**Material to process**
----------------------------------------

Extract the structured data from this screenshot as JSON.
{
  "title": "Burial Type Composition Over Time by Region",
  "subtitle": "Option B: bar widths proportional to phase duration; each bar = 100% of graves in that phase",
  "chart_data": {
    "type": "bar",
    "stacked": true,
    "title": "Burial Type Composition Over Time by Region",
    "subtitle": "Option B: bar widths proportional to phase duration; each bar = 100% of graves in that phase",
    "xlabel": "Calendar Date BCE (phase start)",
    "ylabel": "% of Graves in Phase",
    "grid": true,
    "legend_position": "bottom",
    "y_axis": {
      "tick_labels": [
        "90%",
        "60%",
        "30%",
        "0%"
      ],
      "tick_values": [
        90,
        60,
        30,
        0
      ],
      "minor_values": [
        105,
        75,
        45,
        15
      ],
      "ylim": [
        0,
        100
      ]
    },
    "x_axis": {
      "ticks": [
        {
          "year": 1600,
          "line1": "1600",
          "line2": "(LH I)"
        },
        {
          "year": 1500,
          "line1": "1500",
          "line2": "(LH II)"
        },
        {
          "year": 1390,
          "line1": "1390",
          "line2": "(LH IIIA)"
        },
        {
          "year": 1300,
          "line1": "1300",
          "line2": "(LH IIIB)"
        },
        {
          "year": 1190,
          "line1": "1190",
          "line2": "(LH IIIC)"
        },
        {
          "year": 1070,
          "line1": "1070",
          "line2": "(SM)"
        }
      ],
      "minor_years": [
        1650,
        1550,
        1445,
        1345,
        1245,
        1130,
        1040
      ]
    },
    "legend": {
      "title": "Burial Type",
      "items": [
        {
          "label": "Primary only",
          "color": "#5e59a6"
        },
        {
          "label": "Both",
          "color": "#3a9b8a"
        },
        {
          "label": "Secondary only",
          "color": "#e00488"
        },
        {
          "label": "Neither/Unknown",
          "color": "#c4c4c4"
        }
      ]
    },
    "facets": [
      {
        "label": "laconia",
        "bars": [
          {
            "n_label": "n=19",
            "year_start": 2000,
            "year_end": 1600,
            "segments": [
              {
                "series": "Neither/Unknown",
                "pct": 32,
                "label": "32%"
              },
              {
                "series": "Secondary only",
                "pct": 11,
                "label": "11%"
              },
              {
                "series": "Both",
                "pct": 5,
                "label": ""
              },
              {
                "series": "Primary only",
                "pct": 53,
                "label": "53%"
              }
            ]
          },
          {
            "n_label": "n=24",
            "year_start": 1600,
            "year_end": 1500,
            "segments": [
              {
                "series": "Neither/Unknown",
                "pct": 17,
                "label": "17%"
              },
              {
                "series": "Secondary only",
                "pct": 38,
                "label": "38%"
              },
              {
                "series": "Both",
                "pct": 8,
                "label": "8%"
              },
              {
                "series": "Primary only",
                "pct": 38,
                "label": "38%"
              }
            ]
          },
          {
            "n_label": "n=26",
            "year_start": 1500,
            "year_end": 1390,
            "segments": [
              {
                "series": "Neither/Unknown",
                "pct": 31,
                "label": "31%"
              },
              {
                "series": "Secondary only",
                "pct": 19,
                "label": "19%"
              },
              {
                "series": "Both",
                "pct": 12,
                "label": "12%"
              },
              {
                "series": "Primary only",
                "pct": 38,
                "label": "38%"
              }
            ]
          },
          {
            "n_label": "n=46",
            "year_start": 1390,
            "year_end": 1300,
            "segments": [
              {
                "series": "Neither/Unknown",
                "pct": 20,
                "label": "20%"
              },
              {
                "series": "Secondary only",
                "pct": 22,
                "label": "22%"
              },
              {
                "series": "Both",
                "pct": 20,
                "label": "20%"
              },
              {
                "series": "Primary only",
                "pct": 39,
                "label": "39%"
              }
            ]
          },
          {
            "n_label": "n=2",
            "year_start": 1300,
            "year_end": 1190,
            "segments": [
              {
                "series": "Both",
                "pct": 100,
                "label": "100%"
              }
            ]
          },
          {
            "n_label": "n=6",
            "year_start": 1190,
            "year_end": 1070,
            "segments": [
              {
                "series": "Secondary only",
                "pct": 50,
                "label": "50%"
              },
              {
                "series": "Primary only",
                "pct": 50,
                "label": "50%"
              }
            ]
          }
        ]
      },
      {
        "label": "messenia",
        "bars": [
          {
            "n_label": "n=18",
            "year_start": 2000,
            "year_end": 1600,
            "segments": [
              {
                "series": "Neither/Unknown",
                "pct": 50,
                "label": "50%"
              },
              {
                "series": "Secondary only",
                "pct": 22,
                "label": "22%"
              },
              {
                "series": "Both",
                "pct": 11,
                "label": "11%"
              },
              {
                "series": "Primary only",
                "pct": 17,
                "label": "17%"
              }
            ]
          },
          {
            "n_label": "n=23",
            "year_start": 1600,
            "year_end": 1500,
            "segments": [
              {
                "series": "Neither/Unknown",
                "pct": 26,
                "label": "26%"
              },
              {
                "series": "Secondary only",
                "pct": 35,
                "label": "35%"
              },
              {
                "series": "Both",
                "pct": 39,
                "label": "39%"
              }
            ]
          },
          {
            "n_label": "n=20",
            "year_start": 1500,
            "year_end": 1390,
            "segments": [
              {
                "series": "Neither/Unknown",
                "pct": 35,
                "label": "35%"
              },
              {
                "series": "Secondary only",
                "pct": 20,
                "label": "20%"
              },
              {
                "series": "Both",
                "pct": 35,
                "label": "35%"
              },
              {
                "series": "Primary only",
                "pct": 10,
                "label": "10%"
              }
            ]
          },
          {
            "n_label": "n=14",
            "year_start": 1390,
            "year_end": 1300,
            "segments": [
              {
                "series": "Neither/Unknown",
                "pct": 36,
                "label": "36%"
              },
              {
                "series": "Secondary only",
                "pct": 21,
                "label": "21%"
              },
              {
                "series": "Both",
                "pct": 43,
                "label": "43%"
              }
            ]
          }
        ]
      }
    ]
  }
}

----------------------------------------

**Written task**
Copy out the material word for word and line for line.

**Right answer**
Extract the structured data from this screenshot as JSON.
{
  "title": "Burial Type Composition Over Time by Region",
  "subtitle": "Option B: bar widths proportional to phase duration; each bar = 100% of graves in that phase",
  "chart_data": {
    "type": "bar",
    "stacked": true,
    "title": "Burial Type Composition Over Time by Region",
    "subtitle": "Option B: bar widths proportional to phase duration; each bar = 100% of graves in that phase",
    "xlabel": "Calendar Date BCE (phase start)",
    "ylabel": "% of Graves in Phase",
    "grid": true,
    "legend_position": "bottom",
    "y_axis": {
      "tick_labels": [
        "90%",
        "60%",
        "30%",
        "0%"
      ],
      "tick_values": [
        90,
        60,
        30,
        0
      ],
      "minor_values": [
        105,
        75,
        45,
        15
      ],
      "ylim": [
        0,
        100
      ]
    },
    "x_axis": {
      "ticks": [
        {
          "year": 1600,
          "line1": "1600",
          "line2": "(LH I)"
        },
        {
          "year": 1500,
          "line1": "1500",
          "line2": "(LH II)"
        },
        {
          "year": 1390,
          "line1": "1390",
          "line2": "(LH IIIA)"
        },
        {
          "year": 1300,
          "line1": "1300",
          "line2": "(LH IIIB)"
        },
        {
          "year": 1190,
          "line1": "1190",
          "line2": "(LH IIIC)"
        },
        {
          "year": 1070,
          "line1": "1070",
          "line2": "(SM)"
        }
      ],
      "minor_years": [
        1650,
        1550,
        1445,
        1345,
        1245,
        1130,
        1040
      ]
    },
    "legend": {
      "title": "Burial Type",
      "items": [
        {
          "label": "Primary only",
          "color": "#5e59a6"
        },
        {
          "label": "Both",
          "color": "#3a9b8a"
        },
        {
          "label": "Secondary only",
          "color": "#e00488"
        },
        {
          "label": "Neither/Unknown",
          "color": "#c4c4c4"
        }
      ]
    },
    "facets": [
      {
        "label": "laconia",
        "bars": [
          {
            "n_label": "n=19",
            "year_start": 2000,
            "year_end": 1600,
            "segments": [
              {
                "series": "Neither/Unknown",
                "pct": 32,
                "label": "32%"
              },
              {
                "series": "Secondary only",
                "pct": 11,
                "label": "11%"
              },
              {
                "series": "Both",
                "pct": 5,
                "label": ""
              },
              {
                "series": "Primary only",
                "pct": 53,
                "label": "53%"
              }
            ]
          },
          {
            "n_label": "n=24",
            "year_start": 1600,
            "year_end": 1500,
            "segments": [
              {
                "series": "Neither/Unknown",
                "pct": 17,
                "label": "17%"
              },
              {
                "series": "Secondary only",
                "pct": 38,
                "label": "38%"
              },
              {
                "series": "Both",
                "pct": 8,
                "label": "8%"
              },
              {
                "series": "Primary only",
                "pct": 38,
                "label": "38%"
              }
            ]
          },
          {
            "n_label": "n=26",
            "year_start": 1500,
            "year_end": 1390,
            "segments": [
              {
                "series": "Neither/Unknown",
                "pct": 31,
                "label": "31%"
              },
              {
                "series": "Secondary only",
                "pct": 19,
                "label": "19%"
              },
              {
                "series": "Both",
                "pct": 12,
                "label": "12%"
              },
              {
                "series": "Primary only",
                "pct": 38,
                "label": "38%"
              }
            ]
          },
          {
            "n_label": "n=46",
            "year_start": 1390,
            "year_end": 1300,
            "segments": [
              {
                "series": "Neither/Unknown",
                "pct": 20,
                "label": "20%"
              },
              {
                "series": "Secondary only",
                "pct": 22,
                "label": "22%"
              },
              {
                "series": "Both",
                "pct": 20,
                "label": "20%"
              },
              {
                "series": "Primary only",
                "pct": 39,
                "label": "39%"
              }
            ]
          },
          {
            "n_label": "n=2",
            "year_start": 1300,
            "year_end": 1190,
            "segments": [
              {
                "series": "Both",
                "pct": 100,
                "label": "100%"
              }
            ]
          },
          {
            "n_label": "n=6",
            "year_start": 1190,
            "year_end": 1070,
            "segments": [
              {
                "series": "Secondary only",
                "pct": 50,
                "label": "50%"
              },
              {
                "series": "Primary only",
                "pct": 50,
                "label": "50%"
              }
            ]
          }
        ]
      },
      {
        "label": "messenia",
        "bars": [
          {
            "n_label": "n=18",
            "year_start": 2000,
            "year_end": 1600,
            "segments": [
              {
                "series": "Neither/Unknown",
                "pct": 50,
                "label": "50%"
              },
              {
                "series": "Secondary only",
                "pct": 22,
                "label": "22%"
              },
              {
                "series": "Both",
                "pct": 11,
                "label": "11%"
              },
              {
                "series": "Primary only",
                "pct": 17,
                "label": "17%"
              }
            ]
          },
          {
            "n_label": "n=23",
            "year_start": 1600,
            "year_end": 1500,
            "segments": [
              {
                "series": "Neither/Unknown",
                "pct": 26,
                "label": "26%"
              },
              {
                "series": "Secondary only",
                "pct": 35,
                "label": "35%"
              },
              {
                "series": "Both",
                "pct": 39,
                "label": "39%"
              }
            ]
          },
          {
            "n_label": "n=20",
            "year_start": 1500,
            "year_end": 1390,
            "segments": [
              {
                "series": "Neither/Unknown",
                "pct": 35,
                "label": "35%"
              },
              {
                "series": "Secondary only",
                "pct": 20,
                "label": "20%"
              },
              {
                "series": "Both",
                "pct": 35,
                "label": "35%"
              },
              {
                "series": "Primary only",
                "pct": 10,
                "label": "10%"
              }
            ]
          },
          {
            "n_label": "n=14",
            "year_start": 1390,
            "year_end": 1300,
            "segments": [
              {
                "series": "Neither/Unknown",
                "pct": 36,
                "label": "36%"
              },
              {
                "series": "Secondary only",
                "pct": 21,
                "label": "21%"
              },
              {
                "series": "Both",
                "pct": 43,
                "label": "43%"
              }
            ]
          }
        ]
      }
    ]
  }
}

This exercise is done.